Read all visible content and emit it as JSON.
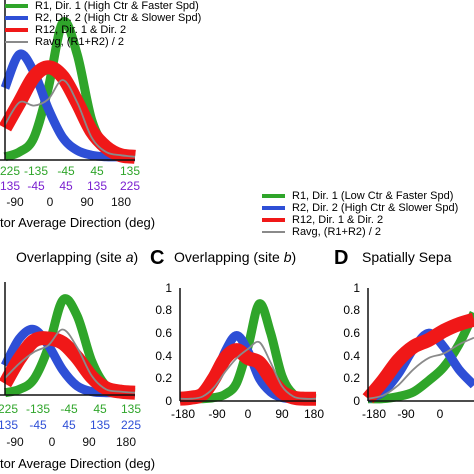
{
  "colors": {
    "green": "#2fa52a",
    "blue": "#2e4fd6",
    "red": "#f01818",
    "gray": "#8a8a8a",
    "purple": "#7a1fd0",
    "black": "#111111"
  },
  "legend_top": [
    {
      "text": "R1, Dir. 1 (High Ctr & Faster Spd)",
      "color": "green"
    },
    {
      "text": "R2, Dir. 2 (High Ctr & Slower Spd)",
      "color": "blue"
    },
    {
      "text": "R12, Dir. 1 & Dir. 2",
      "color": "red"
    },
    {
      "text": "Ravg, (R1+R2) / 2",
      "color": "gray"
    }
  ],
  "legend_right": [
    {
      "text": "R1, Dir. 1 (Low Ctr & Faster Spd)",
      "color": "green"
    },
    {
      "text": "R2, Dir. 2 (High Ctr & Slower Spd)",
      "color": "blue"
    },
    {
      "text": "R12, Dir. 1 & Dir. 2",
      "color": "red"
    },
    {
      "text": "Ravg, (R1+R2) / 2",
      "color": "gray"
    }
  ],
  "panels": {
    "topleft": {
      "xticks_green": [
        "225",
        "-135",
        "-45",
        "45",
        "135"
      ],
      "xticks_purple": [
        "135",
        "-45",
        "45",
        "135",
        "225"
      ],
      "xticks_black": [
        "-90",
        "0",
        "90",
        "180"
      ],
      "xlabel": "tor Average Direction (deg)"
    },
    "b": {
      "title": "Overlapping (site a)",
      "title_plain": "Overlapping (site ",
      "title_italic": "a",
      "title_end": ")",
      "xticks_green": [
        "225",
        "-135",
        "-45",
        "45",
        "135"
      ],
      "xticks_blue": [
        "135",
        "-45",
        "45",
        "135",
        "225"
      ],
      "xticks_black": [
        "-90",
        "0",
        "90",
        "180"
      ],
      "xlabel": "tor Average Direction (deg)"
    },
    "c": {
      "letter": "C",
      "title_plain": "Overlapping (site ",
      "title_italic": "b",
      "title_end": ")",
      "yticks": [
        "1",
        "0.8",
        "0.6",
        "0.4",
        "0.2",
        "0"
      ],
      "xticks": [
        "-180",
        "-90",
        "0",
        "90",
        "180"
      ]
    },
    "d": {
      "letter": "D",
      "title": "Spatially Sepa",
      "yticks": [
        "1",
        "0.8",
        "0.6",
        "0.4",
        "0.2",
        "0"
      ],
      "xticks": [
        "-180",
        "-90",
        "0"
      ]
    }
  },
  "chart_data": [
    {
      "type": "area",
      "panel": "top-left (cropped)",
      "x": [
        -90,
        -60,
        -30,
        0,
        30,
        60,
        90,
        120,
        150,
        180
      ],
      "series": [
        {
          "name": "R1, Dir. 1 (High Ctr & Faster Spd)",
          "values": [
            0.02,
            0.05,
            0.14,
            0.45,
            0.86,
            0.66,
            0.25,
            0.08,
            0.03,
            0.02
          ]
        },
        {
          "name": "R2, Dir. 2 (High Ctr & Slower Spd)",
          "values": [
            0.45,
            0.66,
            0.55,
            0.32,
            0.14,
            0.06,
            0.03,
            0.02,
            0.02,
            0.02
          ]
        },
        {
          "name": "R12, Dir. 1 & Dir. 2",
          "values": [
            0.2,
            0.36,
            0.52,
            0.58,
            0.52,
            0.36,
            0.18,
            0.08,
            0.03,
            0.02
          ]
        },
        {
          "name": "Ravg, (R1+R2) / 2",
          "values": [
            0.22,
            0.36,
            0.34,
            0.38,
            0.5,
            0.36,
            0.14,
            0.05,
            0.03,
            0.02
          ]
        }
      ]
    },
    {
      "type": "area",
      "panel": "B (cropped)",
      "title": "Overlapping (site a)",
      "x": [
        -90,
        -60,
        -30,
        0,
        30,
        60,
        90,
        120,
        150,
        180
      ],
      "series": [
        {
          "name": "R1, Dir. 1 (Low Ctr & Faster Spd)",
          "values": [
            0.02,
            0.05,
            0.14,
            0.42,
            0.84,
            0.7,
            0.3,
            0.08,
            0.03,
            0.02
          ]
        },
        {
          "name": "R2, Dir. 2 (High Ctr & Slower Spd)",
          "values": [
            0.26,
            0.5,
            0.58,
            0.44,
            0.22,
            0.08,
            0.03,
            0.02,
            0.02,
            0.02
          ]
        },
        {
          "name": "R12, Dir. 1 & Dir. 2",
          "values": [
            0.1,
            0.32,
            0.48,
            0.5,
            0.46,
            0.33,
            0.16,
            0.06,
            0.03,
            0.02
          ]
        },
        {
          "name": "Ravg, (R1+R2) / 2",
          "values": [
            0.15,
            0.28,
            0.38,
            0.44,
            0.58,
            0.42,
            0.17,
            0.05,
            0.03,
            0.02
          ]
        }
      ]
    },
    {
      "type": "area",
      "panel": "C",
      "title": "Overlapping (site b)",
      "ylim": [
        0,
        1
      ],
      "xlim": [
        -180,
        180
      ],
      "x": [
        -180,
        -150,
        -120,
        -90,
        -60,
        -30,
        0,
        30,
        60,
        90,
        120,
        150,
        180
      ],
      "series": [
        {
          "name": "R1, Dir. 1 (Low Ctr & Faster Spd)",
          "values": [
            0.02,
            0.02,
            0.02,
            0.03,
            0.06,
            0.16,
            0.48,
            0.86,
            0.6,
            0.22,
            0.06,
            0.03,
            0.02
          ]
        },
        {
          "name": "R2, Dir. 2 (High Ctr & Slower Spd)",
          "values": [
            0.02,
            0.03,
            0.06,
            0.2,
            0.44,
            0.58,
            0.44,
            0.2,
            0.08,
            0.03,
            0.02,
            0.02,
            0.02
          ]
        },
        {
          "name": "R12, Dir. 1 & Dir. 2",
          "values": [
            0.02,
            0.03,
            0.06,
            0.2,
            0.38,
            0.45,
            0.38,
            0.34,
            0.2,
            0.08,
            0.03,
            0.02,
            0.02
          ]
        },
        {
          "name": "Ravg, (R1+R2) / 2",
          "values": [
            0.02,
            0.02,
            0.04,
            0.12,
            0.26,
            0.38,
            0.46,
            0.52,
            0.34,
            0.13,
            0.04,
            0.02,
            0.02
          ]
        }
      ]
    },
    {
      "type": "area",
      "panel": "D (cropped)",
      "title": "Spatially Sepa",
      "ylim": [
        0,
        1
      ],
      "xlim": [
        -180,
        30
      ],
      "x": [
        -180,
        -150,
        -120,
        -90,
        -60,
        -30,
        0,
        30
      ],
      "series": [
        {
          "name": "R1, Dir. 1 (Low Ctr & Faster Spd)",
          "values": [
            0.02,
            0.02,
            0.04,
            0.08,
            0.18,
            0.3,
            0.5,
            0.78
          ]
        },
        {
          "name": "R2, Dir. 2 (High Ctr & Slower Spd)",
          "values": [
            0.02,
            0.08,
            0.24,
            0.46,
            0.6,
            0.48,
            0.28,
            0.14
          ]
        },
        {
          "name": "R12, Dir. 1 & Dir. 2",
          "values": [
            0.02,
            0.18,
            0.36,
            0.48,
            0.54,
            0.62,
            0.68,
            0.72
          ]
        },
        {
          "name": "Ravg, (R1+R2) / 2",
          "values": [
            0.02,
            0.05,
            0.14,
            0.28,
            0.38,
            0.42,
            0.5,
            0.56
          ]
        }
      ]
    }
  ]
}
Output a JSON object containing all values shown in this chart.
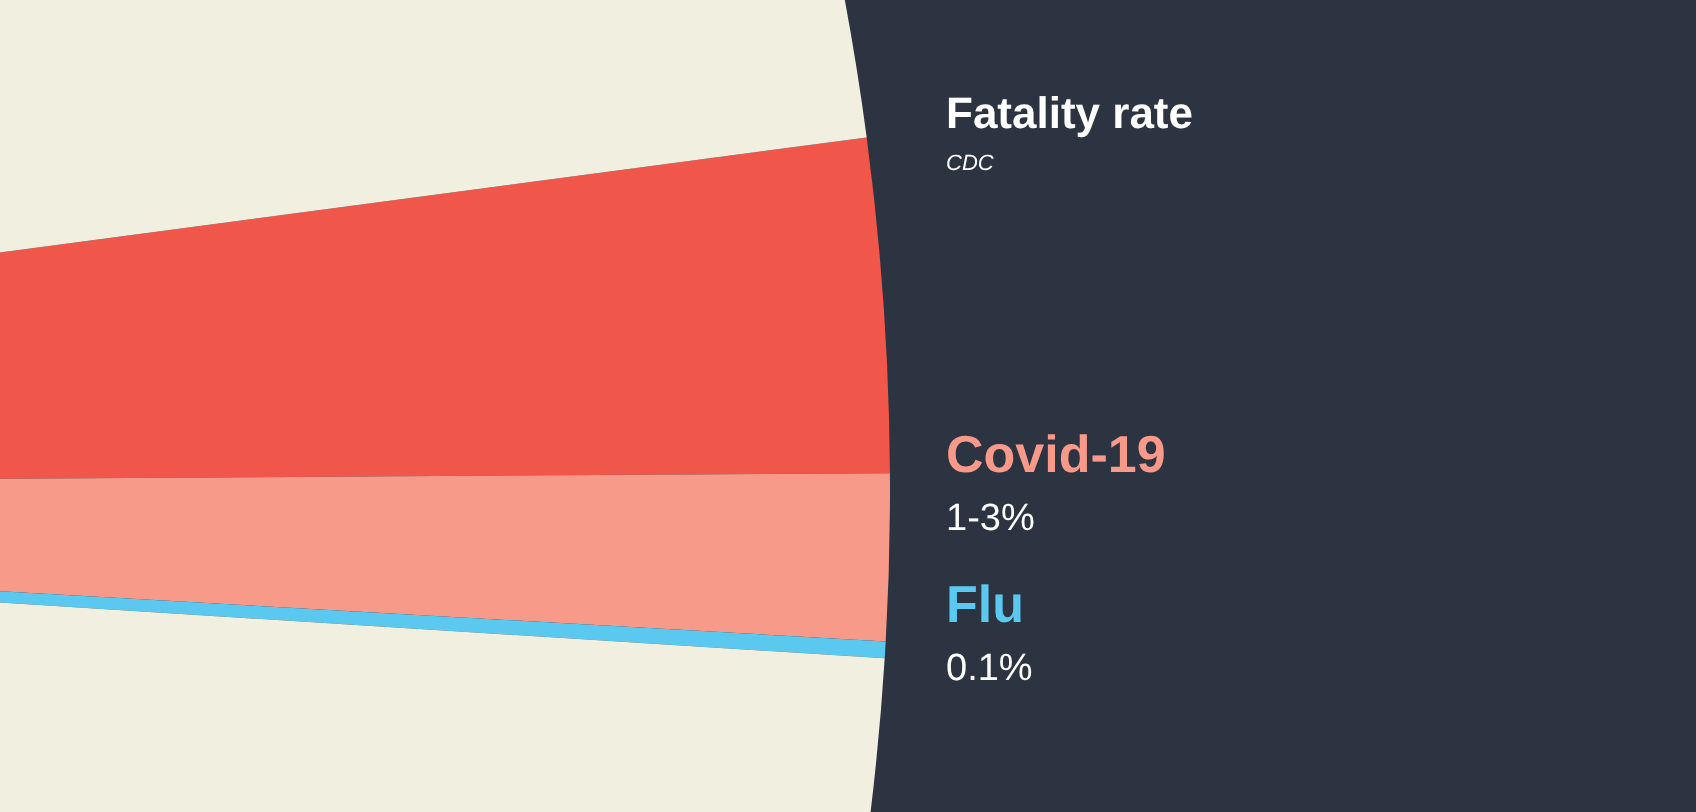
{
  "chart_data": {
    "type": "pie",
    "title": "Fatality rate",
    "subtitle": "CDC",
    "categories": [
      null,
      "Covid-19",
      "Flu",
      null
    ],
    "values": [
      2,
      1,
      0.1,
      96.9
    ],
    "colors": [
      "#f0564a",
      "#f79a8a",
      "#5bc8f0",
      "#f0efe0"
    ],
    "value_labels": [
      null,
      "1-3%",
      "0.1%",
      null
    ]
  }
}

Set problem: Take every line that includes the string "cropped" and copy it.

Result below:
      "panel": "top-left (cropped)",
      "panel": "B (cropped)",
      "panel": "D (cropped)",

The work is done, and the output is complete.